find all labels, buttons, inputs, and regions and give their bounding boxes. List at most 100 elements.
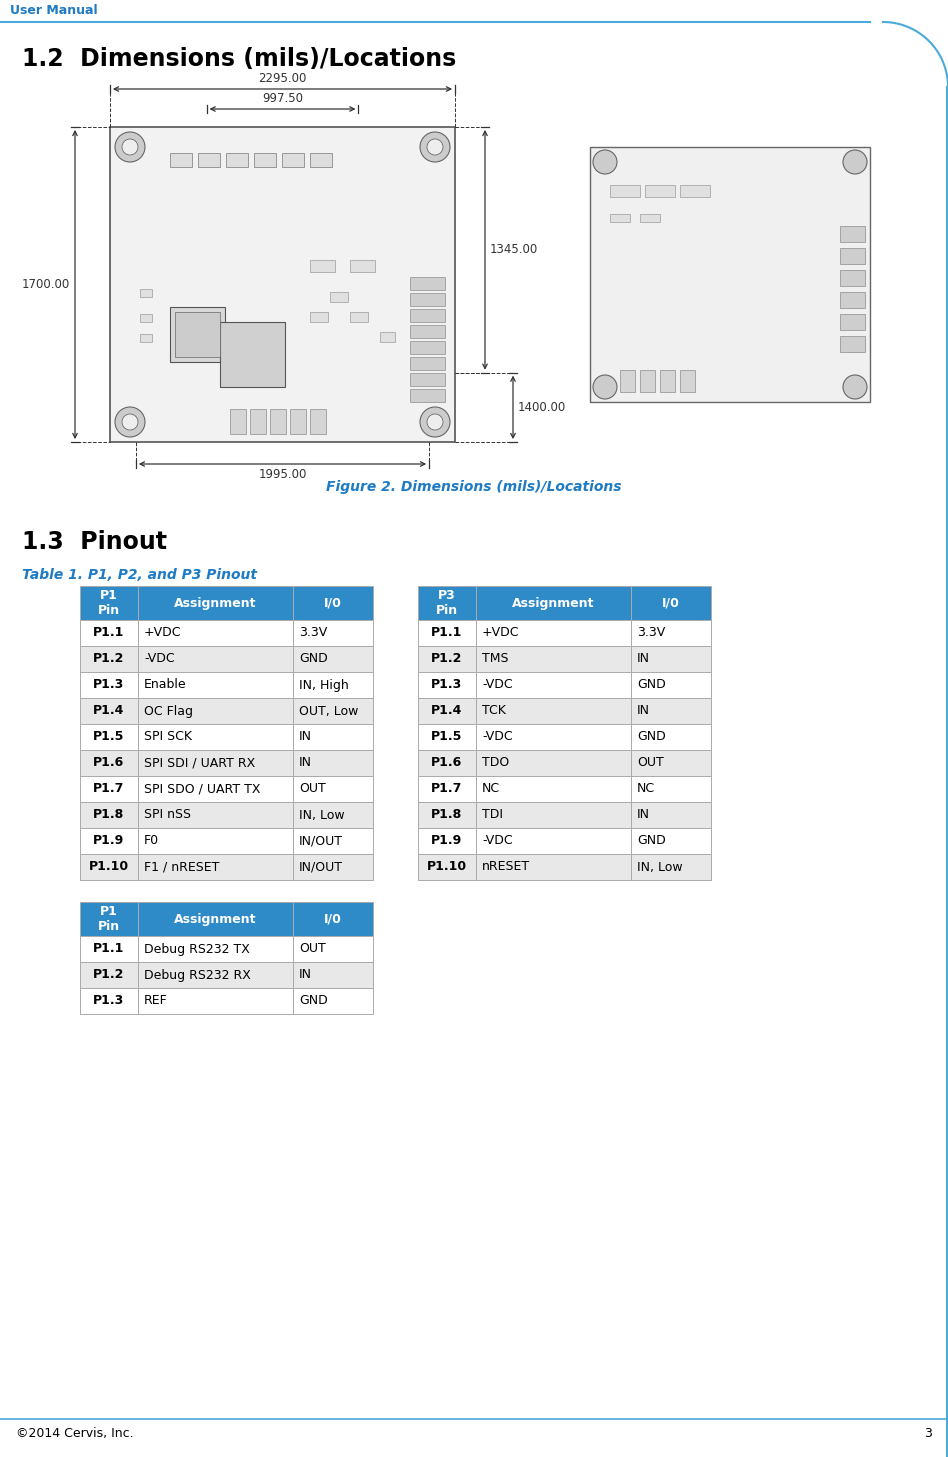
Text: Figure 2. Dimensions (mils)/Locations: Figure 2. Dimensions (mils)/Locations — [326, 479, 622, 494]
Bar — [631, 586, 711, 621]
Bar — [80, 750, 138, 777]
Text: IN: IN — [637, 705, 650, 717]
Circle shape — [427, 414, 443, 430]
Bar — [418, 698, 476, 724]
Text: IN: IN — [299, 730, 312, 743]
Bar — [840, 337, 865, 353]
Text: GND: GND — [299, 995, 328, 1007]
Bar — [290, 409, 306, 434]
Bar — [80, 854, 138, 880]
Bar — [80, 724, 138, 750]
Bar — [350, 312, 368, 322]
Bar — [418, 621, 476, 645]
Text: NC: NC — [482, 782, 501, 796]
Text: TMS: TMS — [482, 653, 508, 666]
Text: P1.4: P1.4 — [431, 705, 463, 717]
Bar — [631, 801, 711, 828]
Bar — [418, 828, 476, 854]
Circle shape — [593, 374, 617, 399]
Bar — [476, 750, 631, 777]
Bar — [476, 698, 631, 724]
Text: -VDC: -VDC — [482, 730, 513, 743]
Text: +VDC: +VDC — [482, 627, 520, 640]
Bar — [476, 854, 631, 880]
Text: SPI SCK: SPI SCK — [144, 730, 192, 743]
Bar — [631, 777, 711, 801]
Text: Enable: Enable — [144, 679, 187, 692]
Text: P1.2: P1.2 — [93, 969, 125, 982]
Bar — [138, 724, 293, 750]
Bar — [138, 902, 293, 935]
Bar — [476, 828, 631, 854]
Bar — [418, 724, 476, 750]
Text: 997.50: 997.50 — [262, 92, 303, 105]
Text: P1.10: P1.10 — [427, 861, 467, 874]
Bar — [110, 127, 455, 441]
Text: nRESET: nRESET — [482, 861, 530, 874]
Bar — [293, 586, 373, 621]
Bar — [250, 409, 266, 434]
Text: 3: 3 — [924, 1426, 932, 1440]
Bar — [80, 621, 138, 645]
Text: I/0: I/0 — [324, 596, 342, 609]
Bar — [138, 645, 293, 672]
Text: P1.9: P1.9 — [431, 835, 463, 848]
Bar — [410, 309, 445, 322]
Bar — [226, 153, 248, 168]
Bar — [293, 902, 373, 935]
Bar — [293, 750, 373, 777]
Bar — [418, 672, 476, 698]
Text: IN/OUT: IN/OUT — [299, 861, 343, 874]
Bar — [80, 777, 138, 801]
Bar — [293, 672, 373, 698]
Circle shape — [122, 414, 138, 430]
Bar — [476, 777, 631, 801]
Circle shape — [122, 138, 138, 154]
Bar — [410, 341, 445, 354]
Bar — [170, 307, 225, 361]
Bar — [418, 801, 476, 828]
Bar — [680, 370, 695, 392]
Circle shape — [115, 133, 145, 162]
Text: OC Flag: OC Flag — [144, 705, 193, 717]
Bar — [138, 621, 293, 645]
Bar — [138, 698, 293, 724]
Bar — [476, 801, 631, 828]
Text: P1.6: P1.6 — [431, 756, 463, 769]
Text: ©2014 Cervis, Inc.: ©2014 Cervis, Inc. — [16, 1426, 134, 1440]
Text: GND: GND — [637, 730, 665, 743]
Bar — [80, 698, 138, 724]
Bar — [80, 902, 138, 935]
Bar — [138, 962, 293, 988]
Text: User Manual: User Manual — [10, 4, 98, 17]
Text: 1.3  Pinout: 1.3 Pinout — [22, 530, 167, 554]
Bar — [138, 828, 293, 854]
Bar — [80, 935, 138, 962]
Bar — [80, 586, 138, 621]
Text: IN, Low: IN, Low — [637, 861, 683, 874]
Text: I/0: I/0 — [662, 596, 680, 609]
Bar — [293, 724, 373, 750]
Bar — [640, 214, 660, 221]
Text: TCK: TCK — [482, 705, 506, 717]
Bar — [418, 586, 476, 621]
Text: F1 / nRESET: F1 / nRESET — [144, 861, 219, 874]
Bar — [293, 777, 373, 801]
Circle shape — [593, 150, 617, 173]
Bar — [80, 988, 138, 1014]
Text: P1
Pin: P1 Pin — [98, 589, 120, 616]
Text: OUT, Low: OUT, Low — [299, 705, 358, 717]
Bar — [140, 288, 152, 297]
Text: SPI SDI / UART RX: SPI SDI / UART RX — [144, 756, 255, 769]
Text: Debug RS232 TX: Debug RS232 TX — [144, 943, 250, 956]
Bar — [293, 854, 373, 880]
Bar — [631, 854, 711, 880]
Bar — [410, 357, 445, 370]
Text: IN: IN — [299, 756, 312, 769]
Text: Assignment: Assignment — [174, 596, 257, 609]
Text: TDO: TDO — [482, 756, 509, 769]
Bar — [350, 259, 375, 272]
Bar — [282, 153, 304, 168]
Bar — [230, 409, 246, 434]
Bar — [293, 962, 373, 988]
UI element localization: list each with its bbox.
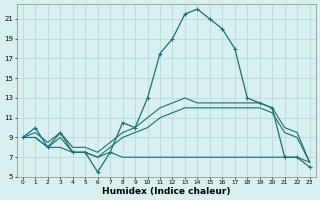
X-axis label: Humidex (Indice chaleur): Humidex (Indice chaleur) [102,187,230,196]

○ ○ ○ ○ ○ ○ ○

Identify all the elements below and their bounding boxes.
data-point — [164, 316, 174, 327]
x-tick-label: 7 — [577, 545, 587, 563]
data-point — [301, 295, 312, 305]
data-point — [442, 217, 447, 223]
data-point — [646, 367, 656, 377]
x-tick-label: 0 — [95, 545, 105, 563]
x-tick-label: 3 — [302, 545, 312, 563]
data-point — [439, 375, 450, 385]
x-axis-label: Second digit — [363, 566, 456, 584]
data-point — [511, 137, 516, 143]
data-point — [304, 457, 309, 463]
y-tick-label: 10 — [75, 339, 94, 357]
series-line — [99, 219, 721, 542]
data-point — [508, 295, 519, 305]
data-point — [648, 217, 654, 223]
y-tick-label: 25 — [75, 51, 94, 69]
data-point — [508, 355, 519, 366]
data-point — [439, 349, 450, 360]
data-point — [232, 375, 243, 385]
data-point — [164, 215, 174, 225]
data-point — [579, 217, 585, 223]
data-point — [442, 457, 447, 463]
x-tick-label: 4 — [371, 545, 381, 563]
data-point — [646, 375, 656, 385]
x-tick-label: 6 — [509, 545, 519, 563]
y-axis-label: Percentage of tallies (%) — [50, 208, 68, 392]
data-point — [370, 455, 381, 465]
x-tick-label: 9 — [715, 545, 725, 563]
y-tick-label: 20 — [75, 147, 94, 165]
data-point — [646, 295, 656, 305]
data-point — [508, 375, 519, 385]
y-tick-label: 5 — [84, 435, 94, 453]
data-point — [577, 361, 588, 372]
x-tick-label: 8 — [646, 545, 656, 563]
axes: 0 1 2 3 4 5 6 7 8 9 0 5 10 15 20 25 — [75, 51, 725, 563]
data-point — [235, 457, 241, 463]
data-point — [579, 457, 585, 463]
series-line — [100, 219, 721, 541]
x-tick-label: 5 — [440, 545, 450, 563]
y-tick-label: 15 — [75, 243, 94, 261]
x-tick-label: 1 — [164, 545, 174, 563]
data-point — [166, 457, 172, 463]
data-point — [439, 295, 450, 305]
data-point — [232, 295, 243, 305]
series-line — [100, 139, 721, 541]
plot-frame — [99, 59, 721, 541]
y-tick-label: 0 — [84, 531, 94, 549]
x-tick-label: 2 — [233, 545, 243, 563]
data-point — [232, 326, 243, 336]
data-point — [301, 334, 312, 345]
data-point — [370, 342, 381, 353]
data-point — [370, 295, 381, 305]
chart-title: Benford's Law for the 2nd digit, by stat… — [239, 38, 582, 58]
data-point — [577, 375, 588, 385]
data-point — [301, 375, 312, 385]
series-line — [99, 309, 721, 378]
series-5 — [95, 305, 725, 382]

○ ○ ○ ○ ○ ○ ○

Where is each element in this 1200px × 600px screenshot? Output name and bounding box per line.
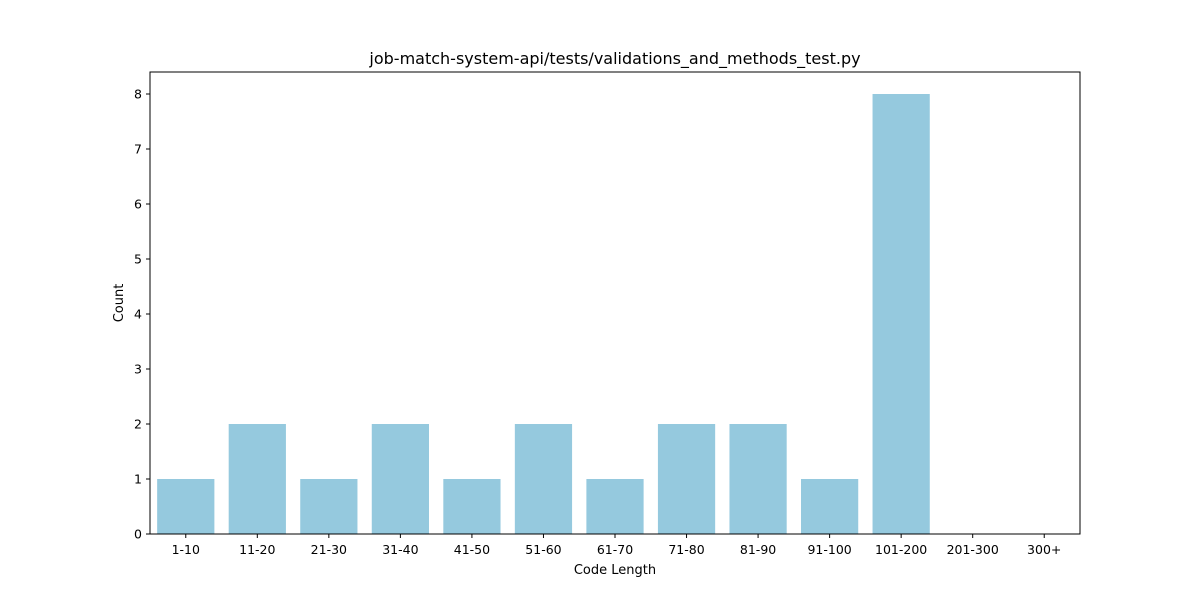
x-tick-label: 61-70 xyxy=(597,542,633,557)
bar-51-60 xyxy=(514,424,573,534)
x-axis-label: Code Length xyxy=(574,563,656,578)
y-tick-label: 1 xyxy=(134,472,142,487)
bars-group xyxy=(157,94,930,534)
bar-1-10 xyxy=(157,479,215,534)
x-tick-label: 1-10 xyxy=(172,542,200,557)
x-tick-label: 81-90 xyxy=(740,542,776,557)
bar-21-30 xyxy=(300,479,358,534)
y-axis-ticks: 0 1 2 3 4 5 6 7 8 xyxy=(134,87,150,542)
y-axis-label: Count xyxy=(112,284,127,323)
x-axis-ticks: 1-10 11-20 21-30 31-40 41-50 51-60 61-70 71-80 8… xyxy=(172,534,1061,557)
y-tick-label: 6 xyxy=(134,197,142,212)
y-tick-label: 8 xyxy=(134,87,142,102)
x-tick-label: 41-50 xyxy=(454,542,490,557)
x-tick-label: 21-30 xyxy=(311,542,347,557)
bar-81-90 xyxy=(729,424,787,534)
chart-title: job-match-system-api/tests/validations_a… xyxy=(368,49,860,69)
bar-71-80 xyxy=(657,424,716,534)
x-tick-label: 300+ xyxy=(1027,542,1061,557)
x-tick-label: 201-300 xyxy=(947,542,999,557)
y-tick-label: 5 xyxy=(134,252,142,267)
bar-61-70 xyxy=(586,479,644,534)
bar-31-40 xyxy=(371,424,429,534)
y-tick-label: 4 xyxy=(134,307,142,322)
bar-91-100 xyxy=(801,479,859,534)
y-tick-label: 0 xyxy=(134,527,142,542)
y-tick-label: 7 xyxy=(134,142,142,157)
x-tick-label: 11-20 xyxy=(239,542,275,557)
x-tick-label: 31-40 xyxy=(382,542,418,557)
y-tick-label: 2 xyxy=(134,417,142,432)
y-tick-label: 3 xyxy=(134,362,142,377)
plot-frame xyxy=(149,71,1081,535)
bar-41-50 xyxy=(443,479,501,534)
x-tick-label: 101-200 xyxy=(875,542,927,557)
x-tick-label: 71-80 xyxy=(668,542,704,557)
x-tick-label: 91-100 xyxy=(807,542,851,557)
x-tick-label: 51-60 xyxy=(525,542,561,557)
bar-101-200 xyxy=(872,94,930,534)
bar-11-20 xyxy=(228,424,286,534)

○ ○ ○ ○ ○ ○ ○

● **Exercise task**
Rewrite the lines from the line with "Identify all the" to the line with "y-tick-label: 25 — [75, 51, 94, 69]", changing every "data-point" to "marker" and keeping everything else the same.

● **Response to the task**
Identify all the elements below and their bounding boxes.
marker — [164, 316, 174, 327]
x-tick-label: 7 — [577, 545, 587, 563]
marker — [301, 295, 312, 305]
marker — [442, 217, 447, 223]
marker — [646, 367, 656, 377]
x-tick-label: 0 — [95, 545, 105, 563]
x-tick-label: 3 — [302, 545, 312, 563]
marker — [439, 375, 450, 385]
x-axis-label: Second digit — [363, 566, 456, 584]
marker — [511, 137, 516, 143]
marker — [304, 457, 309, 463]
y-tick-label: 10 — [75, 339, 94, 357]
series-line — [99, 219, 721, 542]
marker — [508, 295, 519, 305]
marker — [648, 217, 654, 223]
y-tick-label: 25 — [75, 51, 94, 69]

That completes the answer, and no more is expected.